» **PROMPT**
Using the records below, count the lines with "高级工职业资格证书" in them. Give the number only.

================================

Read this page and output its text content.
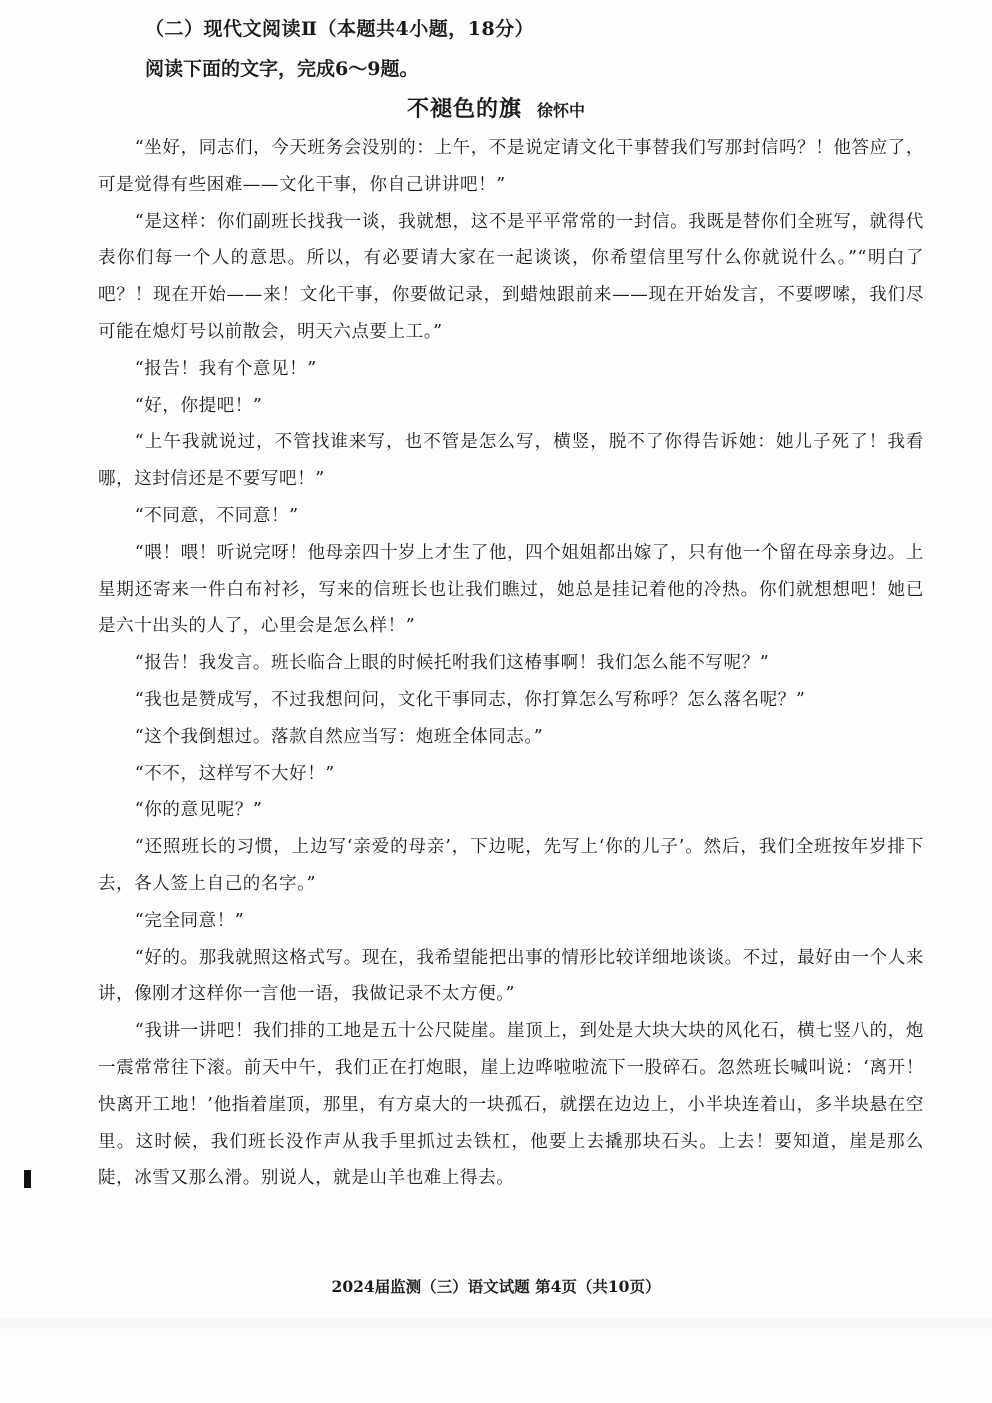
（二）现代文阅读Ⅱ（本题共4小题，18分）
阅读下面的文字，完成6～9题。
不褪色的旗 徐怀中

“坐好，同志们，今天班务会没别的：上午，不是说定请文化干事替我们写那封信吗？！他答应了，可是觉得有些困难——文化干事，你自己讲讲吧！”

“是这样：你们副班长找我一谈，我就想，这不是平平常常的一封信。我既是替你们全班写，就得代表你们每一个人的意思。所以，有必要请大家在一起谈谈，你希望信里写什么你就说什么。”“明白了吧？！现在开始——来！文化干事，你要做记录，到蜡烛跟前来——现在开始发言，不要啰嗦，我们尽可能在熄灯号以前散会，明天六点要上工。”

“报告！我有个意见！”

“好，你提吧！”

“上午我就说过，不管找谁来写，也不管是怎么写，横竖，脱不了你得告诉她：她儿子死了！我看哪，这封信还是不要写吧！”

“不同意，不同意！”

“喂！喂！听说完呀！他母亲四十岁上才生了他，四个姐姐都出嫁了，只有他一个留在母亲身边。上星期还寄来一件白布衬衫，写来的信班长也让我们瞧过，她总是挂记着他的冷热。你们就想想吧！她已是六十出头的人了，心里会是怎么样！”

“报告！我发言。班长临合上眼的时候托咐我们这椿事啊！我们怎么能不写呢？”

“我也是赞成写，不过我想问问，文化干事同志，你打算怎么写称呼？怎么落名呢？”

“这个我倒想过。落款自然应当写：炮班全体同志。”

“不不，这样写不大好！”

“你的意见呢？”

“还照班长的习惯，上边写‘亲爱的母亲’，下边呢，先写上‘你的儿子’。然后，我们全班按年岁排下去，各人签上自己的名字。”

“完全同意！”

“好的。那我就照这格式写。现在，我希望能把出事的情形比较详细地谈谈。不过，最好由一个人来讲，像刚才这样你一言他一语，我做记录不太方便。”

“我讲一讲吧！我们排的工地是五十公尺陡崖。崖顶上，到处是大块大块的风化石，横七竖八的，炮一震常常往下滚。前天中午，我们正在打炮眼，崖上边哗啦啦流下一股碎石。忽然班长喊叫说：‘离开！快离开工地！’他指着崖顶，那里，有方桌大的一块孤石，就摆在边边上，小半块连着山，多半块悬在空里。这时候，我们班长没作声从我手里抓过去铁杠，他要上去撬那块石头。上去！要知道，崖是那么陡，冰雪又那么滑。别说人，就是山羊也难上得去。

2024届监测（三）语文试题 第4页（共10页）
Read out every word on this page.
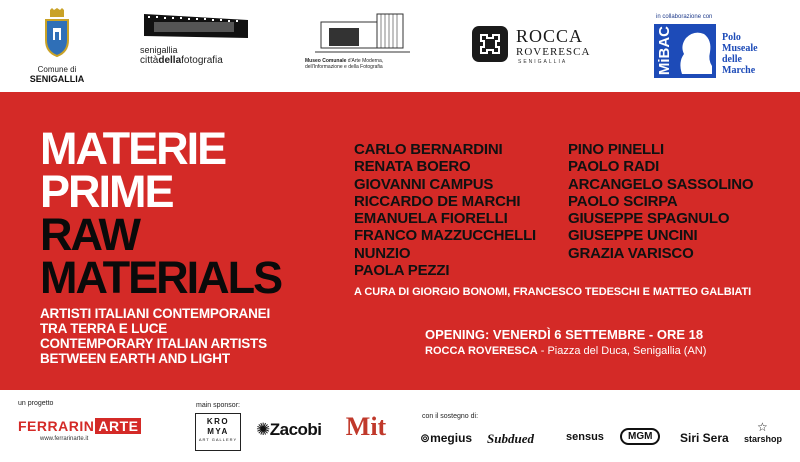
Comune di
SENIGALLIA
senigallia
cittàdellafotografia	Museo Comunale d'Arte Moderna,
dell'Informazione e della Fotografia
ROCCA
ROVERESCA
SENIGALLIA
in collaborazione con
MiBAC	Polo
Museale
delle
Marche
MATERIE
PRIME
RAW
MATERIALS
ARTISTI ITALIANI CONTEMPORANEI
TRA TERRA E LUCE
CONTEMPORARY ITALIAN ARTISTS
BETWEEN EARTH AND LIGHT
CARLO BERNARDINI
RENATA BOERO
GIOVANNI CAMPUS
RICCARDO DE MARCHI
EMANUELA FIORELLI
FRANCO MAZZUCCHELLI
NUNZIO
PAOLA PEZZI
PINO PINELLI
PAOLO RADI
ARCANGELO SASSOLINO
PAOLO SCIRPA
GIUSEPPE SPAGNULO
GIUSEPPE UNCINI
GRAZIA VARISCO
A CURA DI GIORGIO BONOMI, FRANCESCO TEDESCHI E MATTEO GALBIATI
OPENING: VENERDÌ 6 SETTEMBRE - ORE 18
ROCCA ROVERESCA - Piazza del Duca, Senigallia (AN)
un progetto
FERRARIN ARTE
www.ferrarinarte.it
main sponsor:
KRO
MYA
ART GALLERY
✺Zacobi Mit	con il sostegno di:
⊚megius Subdued	sensus	MGM	Siri Sera
☆
starshop
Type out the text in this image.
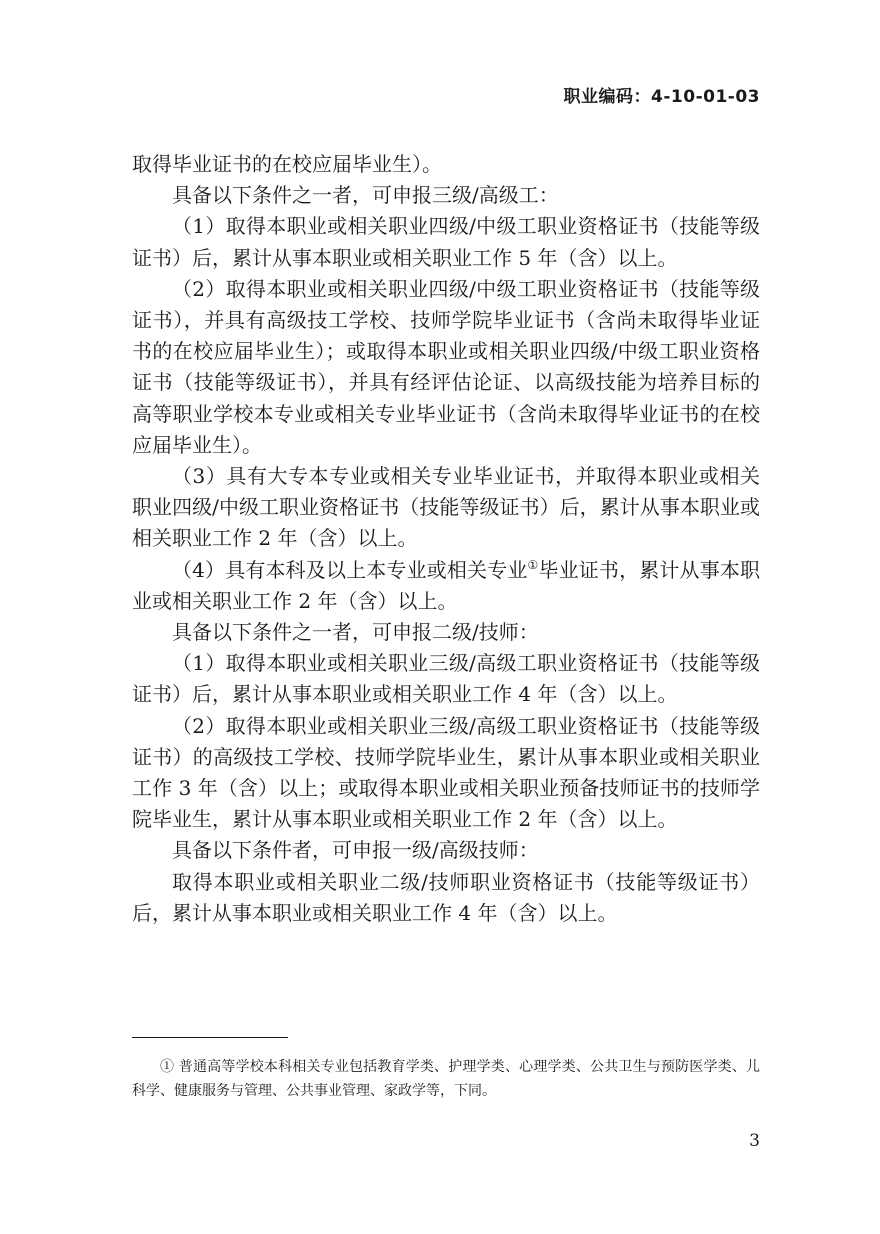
职业编码：4-10-01-03

取得毕业证书的在校应届毕业生）。

具备以下条件之一者，可申报三级/高级工：

（1）取得本职业或相关职业四级/中级工职业资格证书（技能等级证书）后，累计从事本职业或相关职业工作 5 年（含）以上。

（2）取得本职业或相关职业四级/中级工职业资格证书（技能等级证书），并具有高级技工学校、技师学院毕业证书（含尚未取得毕业证书的在校应届毕业生）；或取得本职业或相关职业四级/中级工职业资格证书（技能等级证书），并具有经评估论证、以高级技能为培养目标的高等职业学校本专业或相关专业毕业证书（含尚未取得毕业证书的在校应届毕业生）。

（3）具有大专本专业或相关专业毕业证书，并取得本职业或相关职业四级/中级工职业资格证书（技能等级证书）后，累计从事本职业或相关职业工作 2 年（含）以上。

（4）具有本科及以上本专业或相关专业①毕业证书，累计从事本职业或相关职业工作 2 年（含）以上。

具备以下条件之一者，可申报二级/技师：

（1）取得本职业或相关职业三级/高级工职业资格证书（技能等级证书）后，累计从事本职业或相关职业工作 4 年（含）以上。

（2）取得本职业或相关职业三级/高级工职业资格证书（技能等级证书）的高级技工学校、技师学院毕业生，累计从事本职业或相关职业工作 3 年（含）以上；或取得本职业或相关职业预备技师证书的技师学院毕业生，累计从事本职业或相关职业工作 2 年（含）以上。

具备以下条件者，可申报一级/高级技师：

取得本职业或相关职业二级/技师职业资格证书（技能等级证书）后，累计从事本职业或相关职业工作 4 年（含）以上。

① 普通高等学校本科相关专业包括教育学类、护理学类、心理学类、公共卫生与预防医学类、儿科学、健康服务与管理、公共事业管理、家政学等，下同。
3
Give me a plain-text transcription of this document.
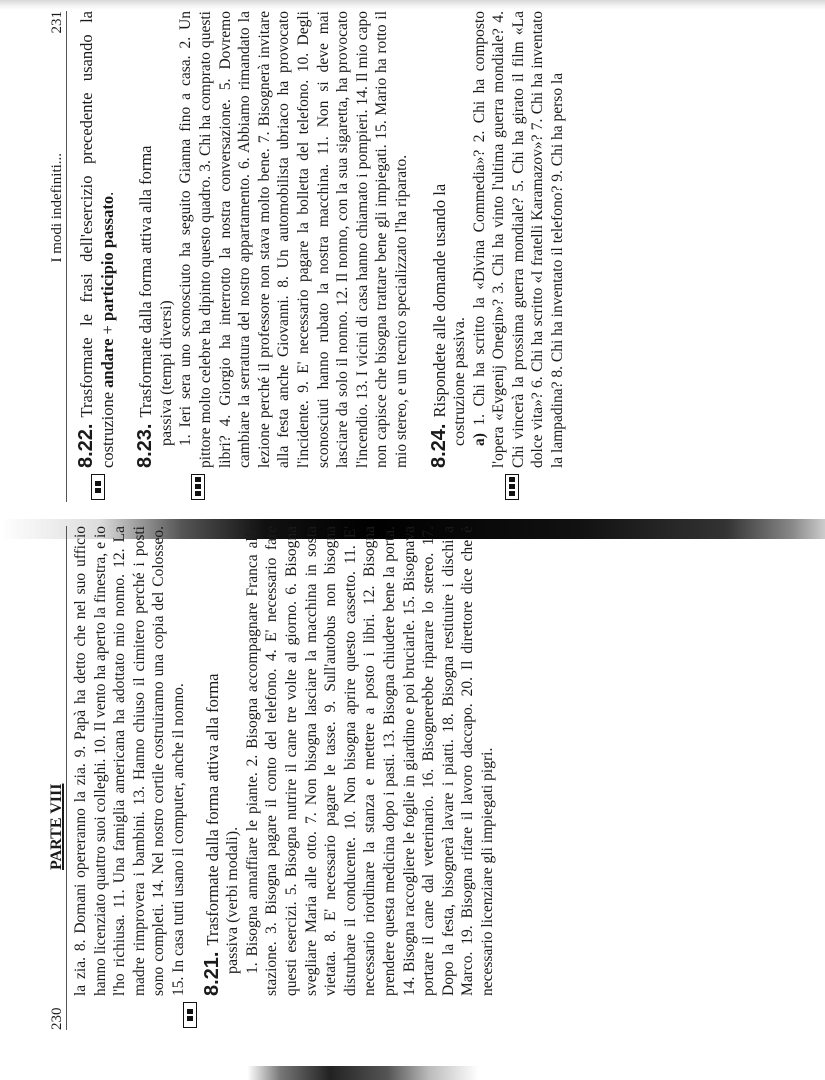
230
PARTE VIII la zia. 8. Domani opereranno la zia. 9. Papà ha detto che nel suo ufficio hanno licenziato quattro suoi colleghi. 10. Il vento ha aperto la finestra, e io l'ho richiusa. 11. Una famiglia americana ha adottato mio nonno. 12. La madre rimprovera i bambini. 13. Hanno chiuso il cimitero perché i posti sono completi. 14. Nel nostro cortile costruiranno una copia del Colosseo. 15. In casa tutti usano il computer, anche il nonno. 8.21.Trasformate dalla forma attiva alla forma passiva (verbi modali). 1. Bisogna annaffiare le piante. 2. Bisogna accompagnare Franca alla stazione. 3. Bisogna pagare il conto del telefono. 4. E' necessario fare questi esercizi. 5. Bisogna nutrire il cane tre volte al giorno. 6. Bisogna svegliare Maria alle otto. 7. Non bisogna lasciare la macchina in sosta vietata. 8. E' necessario pagare le tasse. 9. Sull'autobus non bisogna disturbare il conducente. 10. Non bisogna aprire questo cassetto. 11. E' necessario riordinare la stanza e mettere a posto i libri. 12. Bisogna prendere questa medicina dopo i pasti. 13. Bisogna chiudere bene la porta. 14. Bisogna raccogliere le foglie in giardino e poi bruciarle. 15. Bisognava portare il cane dal veterinario. 16. Bisognerebbe riparare lo stereo. 17. Dopo la festa, bisognerà lavare i piatti. 18. Bisogna restituire i dischi a Marco. 19. Bisogna rifare il lavoro daccapo. 20. Il direttore dice che è necessario licenziare gli impiegati pigri.

I modi indefiniti...
231

8.22.Trasformate le frasi dell'esercizio precedente usando la costruzione andare + participio passato.

8.23.Trasformate dalla forma attiva alla forma passiva (tempi diversi) 1. Ieri sera uno sconosciuto ha seguito Gianna fino a casa. 2. Un pittore molto celebre ha dipinto questo quadro. 3. Chi ha comprato questi libri? 4. Giorgio ha interrotto la nostra conversazione. 5. Dovremo cambiare la serratura del nostro appartamento. 6. Abbiamo rimandato la lezione perché il professore non stava molto bene. 7. Bisognerà invitare alla festa anche Giovanni. 8. Un automobilista ubriaco ha provocato l'incidente. 9. E' necessario pagare la bolletta del telefono. 10. Degli sconosciuti hanno rubato la nostra macchina. 11. Non si deve mai lasciare da solo il nonno. 12. Il nonno, con la sua sigaretta, ha provocato l'incendio. 13. I vicini di casa hanno chiamato i pompieri. 14. Il mio capo non capisce che bisogna trattare bene gli impiegati. 15. Mario ha rotto il mio stereo, e un tecnico specializzato l'ha riparato. 8.24.Rispondete alle domande usando la costruzione passiva. a) 1. Chi ha scritto la «Divina Commedia»? 2. Chi ha composto l'opera «Evgenij Onegin»? 3. Chi ha vinto l'ultima guerra mondiale? 4. Chi vincerà la prossima guerra mondiale? 5. Chi ha girato il film «La dolce vita»? 6. Chi ha scritto «I fratelli Karamazov»? 7. Chi ha inventato la lampadina? 8. Chi ha inventato il telefono? 9. Chi ha perso la
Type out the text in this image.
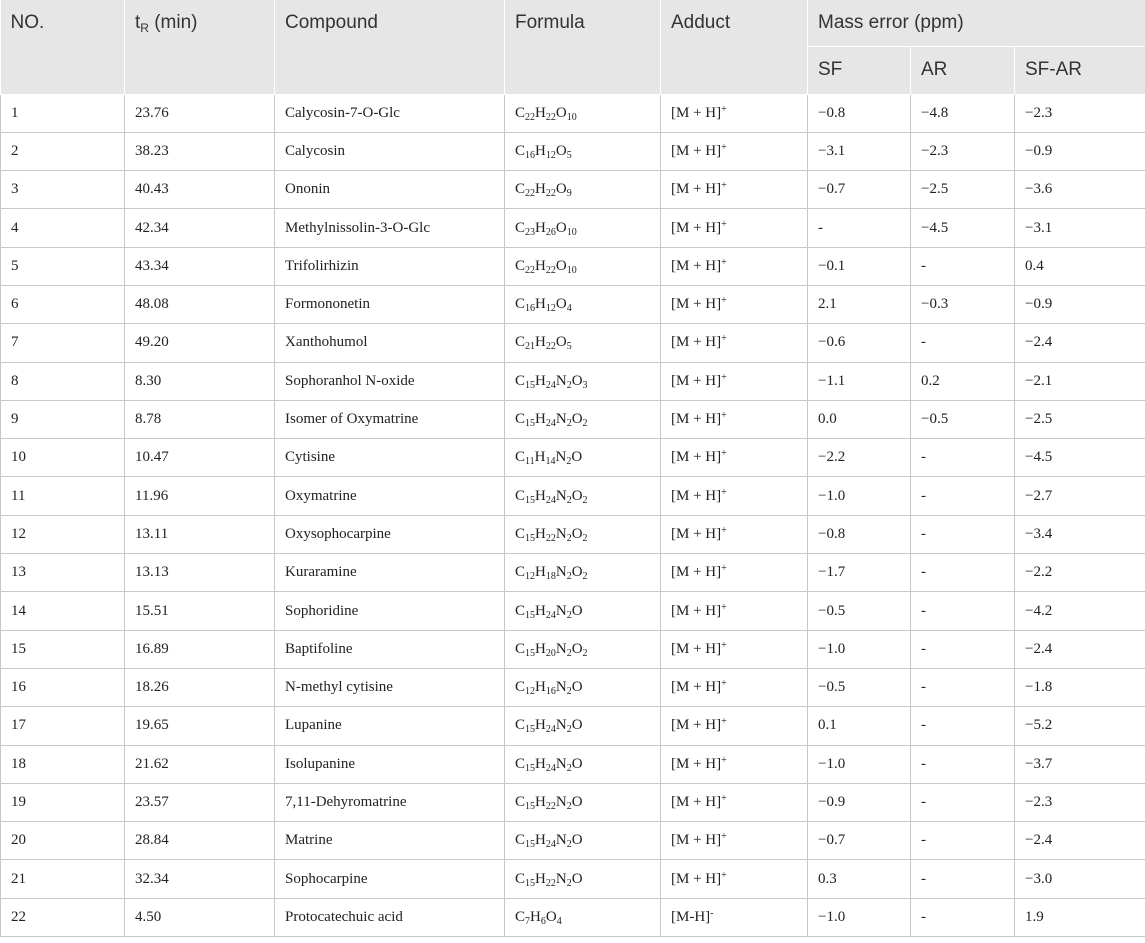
NO.	$t_R$ (min)	Compound	Formula	Adduct	Mass error (ppm)		
					SF	AR	SF-AR
1	23.76	Calycosin-7-O-Glc	$C_{22}H_{22}O_{10}$	[M + H]+	−0.8	−4.8	−2.3
2	38.23	Calycosin	$C_{16}H_{12}O_5$	[M + H]+	−3.1	−2.3	−0.9
3	40.43	Ononin	$C_{22}H_{22}O_9$	[M + H]+	−0.7	−2.5	−3.6
4	42.34	Methylnissolin-3-O-Glc	$C_{23}H_{26}O_{10}$	[M + H]+	-	−4.5	−3.1
5	43.34	Trifolirhizin	$C_{22}H_{22}O_{10}$	[M + H]+	−0.1	-	0.4
6	48.08	Formononetin	$C_{16}H_{12}O_4$	[M + H]+	2.1	−0.3	−0.9
7	49.20	Xanthohumol	$C_{21}H_{22}O_5$	[M + H]+	−0.6	-	−2.4
8	8.30	Sophoranhol N-oxide	$C_{15}H_{24}N_2O_3$	[M + H]+	−1.1	0.2	−2.1
9	8.78	Isomer of Oxymatrine	$C_{15}H_{24}N_2O_2$	[M + H]+	0.0	−0.5	−2.5
10	10.47	Cytisine	$C_{11}H_{14}N_2O$	[M + H]+	−2.2	-	−4.5
11	11.96	Oxymatrine	$C_{15}H_{24}N_2O_2$	[M + H]+	−1.0	-	−2.7
12	13.11	Oxysophocarpine	$C_{15}H_{22}N_2O_2$	[M + H]+	−0.8	-	−3.4
13	13.13	Kuraramine	$C_{12}H_{18}N_2O_2$	[M + H]+	−1.7	-	−2.2
14	15.51	Sophoridine	$C_{15}H_{24}N_2O$	[M + H]+	−0.5	-	−4.2
15	16.89	Baptifoline	$C_{15}H_{20}N_2O_2$	[M + H]+	−1.0	-	−2.4
16	18.26	N-methyl cytisine	$C_{12}H_{16}N_2O$	[M + H]+	−0.5	-	−1.8
17	19.65	Lupanine	$C_{15}H_{24}N_2O$	[M + H]+	0.1	-	−5.2
18	21.62	Isolupanine	$C_{15}H_{24}N_2O$	[M + H]+	−1.0	-	−3.7
19	23.57	7,11-Dehyromatrine	$C_{15}H_{22}N_2O$	[M + H]+	−0.9	-	−2.3
20	28.84	Matrine	$C_{15}H_{24}N_2O$	[M + H]+	−0.7	-	−2.4
21	32.34	Sophocarpine	$C_{15}H_{22}N_2O$	[M + H]+	0.3	-	−3.0
22	4.50	Protocatechuic acid	$C_7H_6O_4$	[M-H]-	−1.0	-	1.9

================================

» **FULL OUTPUT**
2